** Start SUPPLIED ENTRIES **

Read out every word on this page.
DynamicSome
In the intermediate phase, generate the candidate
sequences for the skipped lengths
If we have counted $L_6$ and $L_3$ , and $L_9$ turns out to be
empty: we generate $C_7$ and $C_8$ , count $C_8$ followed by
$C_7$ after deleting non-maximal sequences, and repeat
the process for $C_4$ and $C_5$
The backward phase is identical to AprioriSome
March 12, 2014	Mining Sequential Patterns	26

** End SUPPLIED ENTRIES **
** Start SUPPLIED ENTRIES **

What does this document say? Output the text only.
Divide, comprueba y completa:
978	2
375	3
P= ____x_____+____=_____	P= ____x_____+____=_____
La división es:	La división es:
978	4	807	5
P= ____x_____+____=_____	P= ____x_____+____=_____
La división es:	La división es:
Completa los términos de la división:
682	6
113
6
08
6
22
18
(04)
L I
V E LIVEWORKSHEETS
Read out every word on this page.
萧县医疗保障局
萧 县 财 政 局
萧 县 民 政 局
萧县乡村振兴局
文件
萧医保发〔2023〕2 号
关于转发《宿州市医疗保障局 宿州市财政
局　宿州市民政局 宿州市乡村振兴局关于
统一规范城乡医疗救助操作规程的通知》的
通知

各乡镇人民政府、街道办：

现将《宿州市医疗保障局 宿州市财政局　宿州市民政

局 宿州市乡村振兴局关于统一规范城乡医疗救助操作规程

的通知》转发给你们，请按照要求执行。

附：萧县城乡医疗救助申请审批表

** End SUPPLIED ENTRIES **

> **OBJECTIVE**: Pick out the lines that include the word "generate" and write them out.

> **EXERCISE ANSWER**:
In the intermediate phase, generate the candidate
empty: we generate $C_7$ and $C_8$ , count $C_8$ followed by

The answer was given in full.